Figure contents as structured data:
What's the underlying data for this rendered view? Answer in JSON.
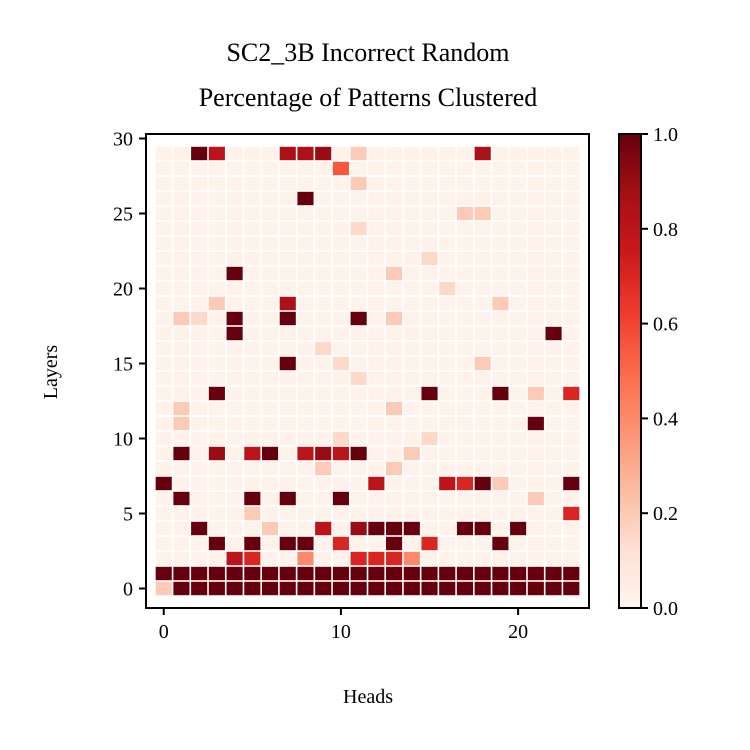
{
  "chart_data": {
    "type": "heatmap",
    "title_lines": [
      "SC2_3B Incorrect Random",
      "Percentage of Patterns Clustered"
    ],
    "xlabel": "Heads",
    "ylabel": "Layers",
    "n_cols": 24,
    "n_rows": 30,
    "xlim": [
      -1,
      24
    ],
    "ylim": [
      -1.3,
      30.3
    ],
    "x_ticks": [
      0,
      10,
      20
    ],
    "x_tick_labels": [
      "0",
      "10",
      "20"
    ],
    "y_ticks": [
      0,
      5,
      10,
      15,
      20,
      25,
      30
    ],
    "y_tick_labels": [
      "0",
      "5",
      "10",
      "15",
      "20",
      "25",
      "30"
    ],
    "colormap": "Reds",
    "colormap_stops": [
      "#fff5f0",
      "#fee0d2",
      "#fcbba1",
      "#fc9272",
      "#fb6a4a",
      "#ef3b2c",
      "#cb181d",
      "#a50f15",
      "#67000d"
    ],
    "colorbar_range": [
      0,
      1
    ],
    "colorbar_ticks": [
      0.0,
      0.2,
      0.4,
      0.6,
      0.8,
      1.0
    ],
    "colorbar_tick_labels": [
      "0.0",
      "0.2",
      "0.4",
      "0.6",
      "0.8",
      "1.0"
    ],
    "background_value": 0.02,
    "cells": [
      [
        0,
        0,
        0.2
      ],
      [
        1,
        0,
        1
      ],
      [
        2,
        0,
        1
      ],
      [
        3,
        0,
        1
      ],
      [
        4,
        0,
        1
      ],
      [
        5,
        0,
        1
      ],
      [
        6,
        0,
        1
      ],
      [
        7,
        0,
        1
      ],
      [
        8,
        0,
        1
      ],
      [
        9,
        0,
        1
      ],
      [
        10,
        0,
        1
      ],
      [
        11,
        0,
        1
      ],
      [
        12,
        0,
        1
      ],
      [
        13,
        0,
        1
      ],
      [
        14,
        0,
        1
      ],
      [
        15,
        0,
        1
      ],
      [
        16,
        0,
        1
      ],
      [
        17,
        0,
        1
      ],
      [
        18,
        0,
        1
      ],
      [
        19,
        0,
        1
      ],
      [
        20,
        0,
        1
      ],
      [
        21,
        0,
        1
      ],
      [
        22,
        0,
        1
      ],
      [
        23,
        0,
        1
      ],
      [
        0,
        1,
        1
      ],
      [
        1,
        1,
        1
      ],
      [
        2,
        1,
        1
      ],
      [
        3,
        1,
        1
      ],
      [
        4,
        1,
        1
      ],
      [
        5,
        1,
        1
      ],
      [
        6,
        1,
        1
      ],
      [
        7,
        1,
        1
      ],
      [
        8,
        1,
        1
      ],
      [
        9,
        1,
        1
      ],
      [
        10,
        1,
        1
      ],
      [
        11,
        1,
        1
      ],
      [
        12,
        1,
        1
      ],
      [
        13,
        1,
        1
      ],
      [
        14,
        1,
        1
      ],
      [
        15,
        1,
        1
      ],
      [
        16,
        1,
        1
      ],
      [
        17,
        1,
        1
      ],
      [
        18,
        1,
        1
      ],
      [
        19,
        1,
        1
      ],
      [
        20,
        1,
        1
      ],
      [
        21,
        1,
        1
      ],
      [
        22,
        1,
        1
      ],
      [
        23,
        1,
        1
      ],
      [
        4,
        2,
        0.8
      ],
      [
        5,
        2,
        0.7
      ],
      [
        8,
        2,
        0.4
      ],
      [
        11,
        2,
        0.7
      ],
      [
        12,
        2,
        0.7
      ],
      [
        13,
        2,
        0.7
      ],
      [
        14,
        2,
        0.4
      ],
      [
        3,
        3,
        1
      ],
      [
        5,
        3,
        1
      ],
      [
        7,
        3,
        1
      ],
      [
        8,
        3,
        1
      ],
      [
        10,
        3,
        0.7
      ],
      [
        13,
        3,
        1
      ],
      [
        15,
        3,
        0.7
      ],
      [
        19,
        3,
        1
      ],
      [
        2,
        4,
        1
      ],
      [
        6,
        4,
        0.2
      ],
      [
        9,
        4,
        0.8
      ],
      [
        11,
        4,
        0.9
      ],
      [
        12,
        4,
        1
      ],
      [
        13,
        4,
        1
      ],
      [
        14,
        4,
        1
      ],
      [
        17,
        4,
        1
      ],
      [
        18,
        4,
        1
      ],
      [
        20,
        4,
        1
      ],
      [
        5,
        5,
        0.2
      ],
      [
        23,
        5,
        0.7
      ],
      [
        1,
        6,
        1
      ],
      [
        5,
        6,
        1
      ],
      [
        7,
        6,
        1
      ],
      [
        10,
        6,
        1
      ],
      [
        21,
        6,
        0.2
      ],
      [
        0,
        7,
        1
      ],
      [
        12,
        7,
        0.8
      ],
      [
        16,
        7,
        0.8
      ],
      [
        17,
        7,
        0.7
      ],
      [
        18,
        7,
        1
      ],
      [
        19,
        7,
        0.2
      ],
      [
        23,
        7,
        1
      ],
      [
        9,
        8,
        0.2
      ],
      [
        13,
        8,
        0.2
      ],
      [
        1,
        9,
        1
      ],
      [
        3,
        9,
        0.9
      ],
      [
        5,
        9,
        0.8
      ],
      [
        6,
        9,
        1
      ],
      [
        8,
        9,
        0.8
      ],
      [
        9,
        9,
        0.9
      ],
      [
        10,
        9,
        0.8
      ],
      [
        11,
        9,
        1
      ],
      [
        14,
        9,
        0.2
      ],
      [
        10,
        10,
        0.15
      ],
      [
        15,
        10,
        0.15
      ],
      [
        1,
        11,
        0.2
      ],
      [
        21,
        11,
        1
      ],
      [
        1,
        12,
        0.2
      ],
      [
        13,
        12,
        0.2
      ],
      [
        3,
        13,
        1
      ],
      [
        15,
        13,
        1
      ],
      [
        19,
        13,
        1
      ],
      [
        21,
        13,
        0.2
      ],
      [
        23,
        13,
        0.7
      ],
      [
        11,
        14,
        0.15
      ],
      [
        7,
        15,
        1
      ],
      [
        10,
        15,
        0.15
      ],
      [
        18,
        15,
        0.2
      ],
      [
        9,
        16,
        0.15
      ],
      [
        4,
        17,
        1
      ],
      [
        22,
        17,
        1
      ],
      [
        1,
        18,
        0.2
      ],
      [
        2,
        18,
        0.15
      ],
      [
        4,
        18,
        1
      ],
      [
        7,
        18,
        1
      ],
      [
        11,
        18,
        1
      ],
      [
        13,
        18,
        0.2
      ],
      [
        3,
        19,
        0.2
      ],
      [
        7,
        19,
        0.85
      ],
      [
        19,
        19,
        0.2
      ],
      [
        16,
        20,
        0.15
      ],
      [
        4,
        21,
        1
      ],
      [
        13,
        21,
        0.2
      ],
      [
        15,
        22,
        0.15
      ],
      [
        11,
        24,
        0.15
      ],
      [
        17,
        25,
        0.2
      ],
      [
        18,
        25,
        0.2
      ],
      [
        8,
        26,
        1
      ],
      [
        11,
        27,
        0.2
      ],
      [
        10,
        28,
        0.55
      ],
      [
        2,
        29,
        1
      ],
      [
        3,
        29,
        0.8
      ],
      [
        7,
        29,
        0.85
      ],
      [
        8,
        29,
        0.85
      ],
      [
        9,
        29,
        0.9
      ],
      [
        11,
        29,
        0.2
      ],
      [
        18,
        29,
        0.85
      ]
    ]
  }
}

__Written task__. Copy each line above precisely, dropping the pictures.

__Solution to this exercise__.
What's the underlying data for this rendered view? Answer in JSON.
{
  "chart_data": {
    "type": "heatmap",
    "title_lines": [
      "SC2_3B Incorrect Random",
      "Percentage of Patterns Clustered"
    ],
    "xlabel": "Heads",
    "ylabel": "Layers",
    "n_cols": 24,
    "n_rows": 30,
    "xlim": [
      -1,
      24
    ],
    "ylim": [
      -1.3,
      30.3
    ],
    "x_ticks": [
      0,
      10,
      20
    ],
    "x_tick_labels": [
      "0",
      "10",
      "20"
    ],
    "y_ticks": [
      0,
      5,
      10,
      15,
      20,
      25,
      30
    ],
    "y_tick_labels": [
      "0",
      "5",
      "10",
      "15",
      "20",
      "25",
      "30"
    ],
    "colormap": "Reds",
    "colormap_stops": [
      "#fff5f0",
      "#fee0d2",
      "#fcbba1",
      "#fc9272",
      "#fb6a4a",
      "#ef3b2c",
      "#cb181d",
      "#a50f15",
      "#67000d"
    ],
    "colorbar_range": [
      0,
      1
    ],
    "colorbar_ticks": [
      0.0,
      0.2,
      0.4,
      0.6,
      0.8,
      1.0
    ],
    "colorbar_tick_labels": [
      "0.0",
      "0.2",
      "0.4",
      "0.6",
      "0.8",
      "1.0"
    ],
    "background_value": 0.02,
    "cells": [
      [
        0,
        0,
        0.2
      ],
      [
        1,
        0,
        1
      ],
      [
        2,
        0,
        1
      ],
      [
        3,
        0,
        1
      ],
      [
        4,
        0,
        1
      ],
      [
        5,
        0,
        1
      ],
      [
        6,
        0,
        1
      ],
      [
        7,
        0,
        1
      ],
      [
        8,
        0,
        1
      ],
      [
        9,
        0,
        1
      ],
      [
        10,
        0,
        1
      ],
      [
        11,
        0,
        1
      ],
      [
        12,
        0,
        1
      ],
      [
        13,
        0,
        1
      ],
      [
        14,
        0,
        1
      ],
      [
        15,
        0,
        1
      ],
      [
        16,
        0,
        1
      ],
      [
        17,
        0,
        1
      ],
      [
        18,
        0,
        1
      ],
      [
        19,
        0,
        1
      ],
      [
        20,
        0,
        1
      ],
      [
        21,
        0,
        1
      ],
      [
        22,
        0,
        1
      ],
      [
        23,
        0,
        1
      ],
      [
        0,
        1,
        1
      ],
      [
        1,
        1,
        1
      ],
      [
        2,
        1,
        1
      ],
      [
        3,
        1,
        1
      ],
      [
        4,
        1,
        1
      ],
      [
        5,
        1,
        1
      ],
      [
        6,
        1,
        1
      ],
      [
        7,
        1,
        1
      ],
      [
        8,
        1,
        1
      ],
      [
        9,
        1,
        1
      ],
      [
        10,
        1,
        1
      ],
      [
        11,
        1,
        1
      ],
      [
        12,
        1,
        1
      ],
      [
        13,
        1,
        1
      ],
      [
        14,
        1,
        1
      ],
      [
        15,
        1,
        1
      ],
      [
        16,
        1,
        1
      ],
      [
        17,
        1,
        1
      ],
      [
        18,
        1,
        1
      ],
      [
        19,
        1,
        1
      ],
      [
        20,
        1,
        1
      ],
      [
        21,
        1,
        1
      ],
      [
        22,
        1,
        1
      ],
      [
        23,
        1,
        1
      ],
      [
        4,
        2,
        0.8
      ],
      [
        5,
        2,
        0.7
      ],
      [
        8,
        2,
        0.4
      ],
      [
        11,
        2,
        0.7
      ],
      [
        12,
        2,
        0.7
      ],
      [
        13,
        2,
        0.7
      ],
      [
        14,
        2,
        0.4
      ],
      [
        3,
        3,
        1
      ],
      [
        5,
        3,
        1
      ],
      [
        7,
        3,
        1
      ],
      [
        8,
        3,
        1
      ],
      [
        10,
        3,
        0.7
      ],
      [
        13,
        3,
        1
      ],
      [
        15,
        3,
        0.7
      ],
      [
        19,
        3,
        1
      ],
      [
        2,
        4,
        1
      ],
      [
        6,
        4,
        0.2
      ],
      [
        9,
        4,
        0.8
      ],
      [
        11,
        4,
        0.9
      ],
      [
        12,
        4,
        1
      ],
      [
        13,
        4,
        1
      ],
      [
        14,
        4,
        1
      ],
      [
        17,
        4,
        1
      ],
      [
        18,
        4,
        1
      ],
      [
        20,
        4,
        1
      ],
      [
        5,
        5,
        0.2
      ],
      [
        23,
        5,
        0.7
      ],
      [
        1,
        6,
        1
      ],
      [
        5,
        6,
        1
      ],
      [
        7,
        6,
        1
      ],
      [
        10,
        6,
        1
      ],
      [
        21,
        6,
        0.2
      ],
      [
        0,
        7,
        1
      ],
      [
        12,
        7,
        0.8
      ],
      [
        16,
        7,
        0.8
      ],
      [
        17,
        7,
        0.7
      ],
      [
        18,
        7,
        1
      ],
      [
        19,
        7,
        0.2
      ],
      [
        23,
        7,
        1
      ],
      [
        9,
        8,
        0.2
      ],
      [
        13,
        8,
        0.2
      ],
      [
        1,
        9,
        1
      ],
      [
        3,
        9,
        0.9
      ],
      [
        5,
        9,
        0.8
      ],
      [
        6,
        9,
        1
      ],
      [
        8,
        9,
        0.8
      ],
      [
        9,
        9,
        0.9
      ],
      [
        10,
        9,
        0.8
      ],
      [
        11,
        9,
        1
      ],
      [
        14,
        9,
        0.2
      ],
      [
        10,
        10,
        0.15
      ],
      [
        15,
        10,
        0.15
      ],
      [
        1,
        11,
        0.2
      ],
      [
        21,
        11,
        1
      ],
      [
        1,
        12,
        0.2
      ],
      [
        13,
        12,
        0.2
      ],
      [
        3,
        13,
        1
      ],
      [
        15,
        13,
        1
      ],
      [
        19,
        13,
        1
      ],
      [
        21,
        13,
        0.2
      ],
      [
        23,
        13,
        0.7
      ],
      [
        11,
        14,
        0.15
      ],
      [
        7,
        15,
        1
      ],
      [
        10,
        15,
        0.15
      ],
      [
        18,
        15,
        0.2
      ],
      [
        9,
        16,
        0.15
      ],
      [
        4,
        17,
        1
      ],
      [
        22,
        17,
        1
      ],
      [
        1,
        18,
        0.2
      ],
      [
        2,
        18,
        0.15
      ],
      [
        4,
        18,
        1
      ],
      [
        7,
        18,
        1
      ],
      [
        11,
        18,
        1
      ],
      [
        13,
        18,
        0.2
      ],
      [
        3,
        19,
        0.2
      ],
      [
        7,
        19,
        0.85
      ],
      [
        19,
        19,
        0.2
      ],
      [
        16,
        20,
        0.15
      ],
      [
        4,
        21,
        1
      ],
      [
        13,
        21,
        0.2
      ],
      [
        15,
        22,
        0.15
      ],
      [
        11,
        24,
        0.15
      ],
      [
        17,
        25,
        0.2
      ],
      [
        18,
        25,
        0.2
      ],
      [
        8,
        26,
        1
      ],
      [
        11,
        27,
        0.2
      ],
      [
        10,
        28,
        0.55
      ],
      [
        2,
        29,
        1
      ],
      [
        3,
        29,
        0.8
      ],
      [
        7,
        29,
        0.85
      ],
      [
        8,
        29,
        0.85
      ],
      [
        9,
        29,
        0.9
      ],
      [
        11,
        29,
        0.2
      ],
      [
        18,
        29,
        0.85
      ]
    ]
  }
}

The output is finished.